Jeffrey grew up in Wickford and graduated from North Kingstown High School in 2002, where he was a member of the school’s jazz band and its first sailing team. He earned degrees in applied statistics at Rochester Institute of Technology and the University of Rhode Island, then moved to California in 2008 to be with Sam, whom he married in 2013. There, he worked as a statistician, but his wife and mother agree that his passion was photography.
“As a photographer, Jeff made it a priority to travel to the most beautiful places in California, on his own, with Sam, with photographer friends, or with me. We got to see beautiful places in the best light, through his eyes,” Alanna says, recalling family trips to the Sierras, Death Valley, the Redwoods, and California coast.
“He had a quick-witted, goofy side and an extraordinary ability to make friends. We joke that he invented the selfie because he loved crafting self-portraits so much. Jeff left a lasting, positive impression on everyone he met,” Samantha shares.
Jeff died in August 2014 at the age of 30, but his name and spirit will live on through his photographs and through this scholarship fund for students at North Kingstown High School who have demonstrated a passion for photography and an interest in wilderness preservation.
Samantha first learned of the Foundation as a sophomore at URI, when she was awarded a Metcalf Fellowship to participate in an archaeological excavation in Greece. “We’ve come full circle and feel honored to support local student artists,” she concludes.

» **Task goal**
Please reproduce the memorial passage word for word, everything from "Jeffrey grew up" down to "and California coast.". The material after this point isn't needed.

» **Rows**

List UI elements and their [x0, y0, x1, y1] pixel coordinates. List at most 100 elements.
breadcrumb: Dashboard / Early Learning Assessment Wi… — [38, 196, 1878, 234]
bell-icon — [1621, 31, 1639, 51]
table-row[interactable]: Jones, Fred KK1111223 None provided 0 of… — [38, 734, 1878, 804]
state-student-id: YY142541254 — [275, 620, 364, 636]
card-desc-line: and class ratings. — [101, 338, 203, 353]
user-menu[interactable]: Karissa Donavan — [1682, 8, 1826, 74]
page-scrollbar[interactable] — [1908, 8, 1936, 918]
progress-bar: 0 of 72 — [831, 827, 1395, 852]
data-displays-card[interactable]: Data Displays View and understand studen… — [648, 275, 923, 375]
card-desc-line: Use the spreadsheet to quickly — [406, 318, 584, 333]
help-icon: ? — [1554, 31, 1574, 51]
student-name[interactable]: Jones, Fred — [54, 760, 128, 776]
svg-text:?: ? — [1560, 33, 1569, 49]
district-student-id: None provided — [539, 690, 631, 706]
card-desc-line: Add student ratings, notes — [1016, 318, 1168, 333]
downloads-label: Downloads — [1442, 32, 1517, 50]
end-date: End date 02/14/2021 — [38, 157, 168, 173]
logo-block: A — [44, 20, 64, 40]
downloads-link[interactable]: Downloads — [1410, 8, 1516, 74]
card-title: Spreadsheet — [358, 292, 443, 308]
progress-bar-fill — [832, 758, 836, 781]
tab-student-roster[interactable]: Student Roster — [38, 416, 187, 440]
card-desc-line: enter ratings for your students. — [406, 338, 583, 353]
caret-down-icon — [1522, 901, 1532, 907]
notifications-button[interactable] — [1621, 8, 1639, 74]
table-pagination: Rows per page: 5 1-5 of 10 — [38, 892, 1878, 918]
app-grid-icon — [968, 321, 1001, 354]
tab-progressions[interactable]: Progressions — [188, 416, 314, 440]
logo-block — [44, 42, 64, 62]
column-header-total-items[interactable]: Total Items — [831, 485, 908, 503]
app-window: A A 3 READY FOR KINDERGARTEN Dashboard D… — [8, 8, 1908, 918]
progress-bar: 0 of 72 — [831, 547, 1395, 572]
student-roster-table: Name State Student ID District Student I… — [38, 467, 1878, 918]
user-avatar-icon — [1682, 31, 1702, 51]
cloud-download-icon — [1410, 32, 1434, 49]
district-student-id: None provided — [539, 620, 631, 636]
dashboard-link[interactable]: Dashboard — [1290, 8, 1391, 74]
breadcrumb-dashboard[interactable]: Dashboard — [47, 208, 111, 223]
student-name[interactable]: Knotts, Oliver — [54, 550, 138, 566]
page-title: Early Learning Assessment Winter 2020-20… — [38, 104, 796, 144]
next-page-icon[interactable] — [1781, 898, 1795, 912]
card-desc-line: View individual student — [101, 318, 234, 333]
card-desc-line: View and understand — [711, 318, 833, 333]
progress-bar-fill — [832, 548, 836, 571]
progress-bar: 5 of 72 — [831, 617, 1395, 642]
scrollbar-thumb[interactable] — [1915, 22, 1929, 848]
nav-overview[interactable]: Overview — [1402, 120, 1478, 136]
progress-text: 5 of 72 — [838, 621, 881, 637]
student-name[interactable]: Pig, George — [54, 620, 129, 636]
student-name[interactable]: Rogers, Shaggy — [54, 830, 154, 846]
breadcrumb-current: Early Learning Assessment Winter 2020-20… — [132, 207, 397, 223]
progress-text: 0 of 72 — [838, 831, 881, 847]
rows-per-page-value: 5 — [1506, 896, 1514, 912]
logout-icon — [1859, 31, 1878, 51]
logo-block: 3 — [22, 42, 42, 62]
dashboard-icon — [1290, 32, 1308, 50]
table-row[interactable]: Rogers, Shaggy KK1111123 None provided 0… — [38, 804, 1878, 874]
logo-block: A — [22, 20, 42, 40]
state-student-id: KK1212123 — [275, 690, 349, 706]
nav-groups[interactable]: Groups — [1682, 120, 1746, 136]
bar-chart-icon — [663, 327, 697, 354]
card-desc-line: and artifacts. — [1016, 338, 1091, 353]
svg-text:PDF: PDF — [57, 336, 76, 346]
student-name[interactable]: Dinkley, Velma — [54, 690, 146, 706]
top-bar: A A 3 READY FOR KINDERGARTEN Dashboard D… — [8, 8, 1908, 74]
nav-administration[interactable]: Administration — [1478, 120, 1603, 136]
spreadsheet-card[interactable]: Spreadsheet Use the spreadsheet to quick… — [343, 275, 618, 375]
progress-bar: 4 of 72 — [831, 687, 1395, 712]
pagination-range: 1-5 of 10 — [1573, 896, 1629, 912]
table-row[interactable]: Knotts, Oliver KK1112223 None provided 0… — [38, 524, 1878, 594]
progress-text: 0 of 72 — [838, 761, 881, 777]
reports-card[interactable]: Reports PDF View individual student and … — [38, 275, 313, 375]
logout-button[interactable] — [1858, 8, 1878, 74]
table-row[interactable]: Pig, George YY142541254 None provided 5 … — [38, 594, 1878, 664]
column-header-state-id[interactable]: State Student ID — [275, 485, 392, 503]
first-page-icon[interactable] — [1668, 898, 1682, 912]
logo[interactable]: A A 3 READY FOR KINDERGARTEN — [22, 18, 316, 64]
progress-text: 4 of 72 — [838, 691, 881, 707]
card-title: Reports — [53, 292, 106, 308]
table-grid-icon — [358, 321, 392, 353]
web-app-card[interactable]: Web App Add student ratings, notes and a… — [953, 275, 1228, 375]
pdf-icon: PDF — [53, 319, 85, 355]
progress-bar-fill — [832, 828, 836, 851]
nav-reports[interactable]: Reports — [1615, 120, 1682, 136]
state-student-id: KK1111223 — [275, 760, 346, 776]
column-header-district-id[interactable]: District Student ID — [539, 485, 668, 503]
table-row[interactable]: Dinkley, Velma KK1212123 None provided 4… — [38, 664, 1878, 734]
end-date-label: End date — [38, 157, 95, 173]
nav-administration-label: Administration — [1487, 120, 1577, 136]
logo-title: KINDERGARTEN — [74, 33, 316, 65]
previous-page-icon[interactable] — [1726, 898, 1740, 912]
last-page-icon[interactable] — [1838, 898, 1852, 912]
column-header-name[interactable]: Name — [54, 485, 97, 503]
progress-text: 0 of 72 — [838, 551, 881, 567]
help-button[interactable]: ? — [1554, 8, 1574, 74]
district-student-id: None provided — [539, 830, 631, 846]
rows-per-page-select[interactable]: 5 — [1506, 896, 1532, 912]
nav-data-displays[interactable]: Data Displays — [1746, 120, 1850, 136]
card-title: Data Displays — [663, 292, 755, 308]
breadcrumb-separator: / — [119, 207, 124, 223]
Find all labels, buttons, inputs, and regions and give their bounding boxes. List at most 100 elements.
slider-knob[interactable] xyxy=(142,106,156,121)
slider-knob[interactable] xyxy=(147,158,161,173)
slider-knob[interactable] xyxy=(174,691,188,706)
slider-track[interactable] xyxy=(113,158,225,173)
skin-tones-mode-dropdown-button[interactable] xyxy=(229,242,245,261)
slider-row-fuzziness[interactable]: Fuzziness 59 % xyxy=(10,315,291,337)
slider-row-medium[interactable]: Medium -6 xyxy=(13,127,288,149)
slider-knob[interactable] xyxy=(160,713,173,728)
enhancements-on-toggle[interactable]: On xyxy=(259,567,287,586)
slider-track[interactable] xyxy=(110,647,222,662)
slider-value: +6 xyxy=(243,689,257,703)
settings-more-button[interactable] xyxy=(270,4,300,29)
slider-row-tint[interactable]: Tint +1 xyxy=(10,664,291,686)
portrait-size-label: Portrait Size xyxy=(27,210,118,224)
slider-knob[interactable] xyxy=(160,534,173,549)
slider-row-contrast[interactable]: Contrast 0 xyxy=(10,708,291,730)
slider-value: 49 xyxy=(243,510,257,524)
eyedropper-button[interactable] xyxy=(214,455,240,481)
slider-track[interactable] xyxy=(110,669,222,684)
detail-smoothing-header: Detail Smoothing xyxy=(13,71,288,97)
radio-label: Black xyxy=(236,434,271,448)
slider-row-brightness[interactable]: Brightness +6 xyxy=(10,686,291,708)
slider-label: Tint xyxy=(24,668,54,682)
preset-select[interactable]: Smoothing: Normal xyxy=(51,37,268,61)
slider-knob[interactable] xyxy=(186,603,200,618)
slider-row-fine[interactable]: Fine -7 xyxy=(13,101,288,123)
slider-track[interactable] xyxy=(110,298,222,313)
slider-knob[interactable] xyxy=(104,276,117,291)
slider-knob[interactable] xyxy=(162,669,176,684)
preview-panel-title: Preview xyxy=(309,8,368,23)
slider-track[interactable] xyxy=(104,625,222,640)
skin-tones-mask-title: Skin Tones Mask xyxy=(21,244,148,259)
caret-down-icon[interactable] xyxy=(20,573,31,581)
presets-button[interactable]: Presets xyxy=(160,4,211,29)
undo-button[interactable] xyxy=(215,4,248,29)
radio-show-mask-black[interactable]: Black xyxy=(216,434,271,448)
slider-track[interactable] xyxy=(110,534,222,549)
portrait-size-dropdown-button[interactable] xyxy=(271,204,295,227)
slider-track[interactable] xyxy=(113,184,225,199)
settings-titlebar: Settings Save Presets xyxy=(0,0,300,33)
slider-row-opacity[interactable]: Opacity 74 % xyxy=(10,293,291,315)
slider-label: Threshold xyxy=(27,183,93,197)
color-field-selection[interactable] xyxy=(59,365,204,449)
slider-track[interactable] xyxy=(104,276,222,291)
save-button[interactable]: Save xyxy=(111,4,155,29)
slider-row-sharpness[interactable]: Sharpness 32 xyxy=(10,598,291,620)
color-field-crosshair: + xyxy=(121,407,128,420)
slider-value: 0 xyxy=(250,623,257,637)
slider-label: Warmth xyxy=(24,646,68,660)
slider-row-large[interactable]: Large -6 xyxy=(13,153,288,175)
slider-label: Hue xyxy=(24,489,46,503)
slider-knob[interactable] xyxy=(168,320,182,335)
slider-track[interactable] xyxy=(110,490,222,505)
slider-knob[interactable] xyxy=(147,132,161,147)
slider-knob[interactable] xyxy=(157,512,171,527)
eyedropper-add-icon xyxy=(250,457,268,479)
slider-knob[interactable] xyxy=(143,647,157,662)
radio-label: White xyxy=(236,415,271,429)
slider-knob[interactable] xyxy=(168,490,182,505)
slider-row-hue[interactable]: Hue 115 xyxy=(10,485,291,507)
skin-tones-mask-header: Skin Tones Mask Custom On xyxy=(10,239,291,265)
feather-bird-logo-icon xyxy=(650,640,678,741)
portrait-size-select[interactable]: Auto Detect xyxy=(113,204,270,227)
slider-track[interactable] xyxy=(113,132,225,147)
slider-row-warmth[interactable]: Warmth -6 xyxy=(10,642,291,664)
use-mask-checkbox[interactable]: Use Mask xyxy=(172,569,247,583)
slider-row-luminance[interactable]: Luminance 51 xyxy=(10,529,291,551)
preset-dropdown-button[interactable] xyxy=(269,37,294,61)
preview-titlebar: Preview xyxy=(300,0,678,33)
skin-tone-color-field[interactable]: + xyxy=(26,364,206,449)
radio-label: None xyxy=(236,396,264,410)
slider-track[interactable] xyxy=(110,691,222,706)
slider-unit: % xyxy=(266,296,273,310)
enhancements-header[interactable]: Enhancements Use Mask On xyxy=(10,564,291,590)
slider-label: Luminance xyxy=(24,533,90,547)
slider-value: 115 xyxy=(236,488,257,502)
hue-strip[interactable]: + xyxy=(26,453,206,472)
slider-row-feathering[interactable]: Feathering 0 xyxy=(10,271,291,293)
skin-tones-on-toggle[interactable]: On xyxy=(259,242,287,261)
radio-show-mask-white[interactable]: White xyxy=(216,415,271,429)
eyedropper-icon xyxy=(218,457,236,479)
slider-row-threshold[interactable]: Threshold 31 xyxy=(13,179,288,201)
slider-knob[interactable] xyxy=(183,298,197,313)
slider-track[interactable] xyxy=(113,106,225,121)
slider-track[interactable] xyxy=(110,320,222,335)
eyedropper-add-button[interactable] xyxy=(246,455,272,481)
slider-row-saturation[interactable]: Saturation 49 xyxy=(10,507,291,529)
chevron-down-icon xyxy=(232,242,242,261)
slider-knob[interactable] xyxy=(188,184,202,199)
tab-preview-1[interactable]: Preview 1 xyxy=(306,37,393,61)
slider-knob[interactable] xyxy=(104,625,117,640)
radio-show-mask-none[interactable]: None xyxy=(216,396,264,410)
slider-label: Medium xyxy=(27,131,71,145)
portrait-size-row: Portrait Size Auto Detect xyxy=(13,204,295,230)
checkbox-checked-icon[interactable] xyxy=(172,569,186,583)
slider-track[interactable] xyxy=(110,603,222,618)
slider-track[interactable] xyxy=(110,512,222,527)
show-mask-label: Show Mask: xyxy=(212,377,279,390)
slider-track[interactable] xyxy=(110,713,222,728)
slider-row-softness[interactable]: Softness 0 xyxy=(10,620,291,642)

» **Complete response**
Jeffrey grew up in Wickford and graduated from North Kingstown High School in 2002, where he was a member of the school’s jazz band and its first sailing team. He earned degrees in applied statistics at Rochester Institute of Technology and the University of Rhode Island, then moved to California in 2008 to be with Sam, whom he married in 2013. There, he worked as a statistician, but his wife and mother agree that his passion was photography.
“As a photographer, Jeff made it a priority to travel to the most beautiful places in California, on his own, with Sam, with photographer friends, or with me. We got to see beautiful places in the best light, through his eyes,” Alanna says, recalling family trips to the Sierras, Death Valley, the Redwoods, and California coast.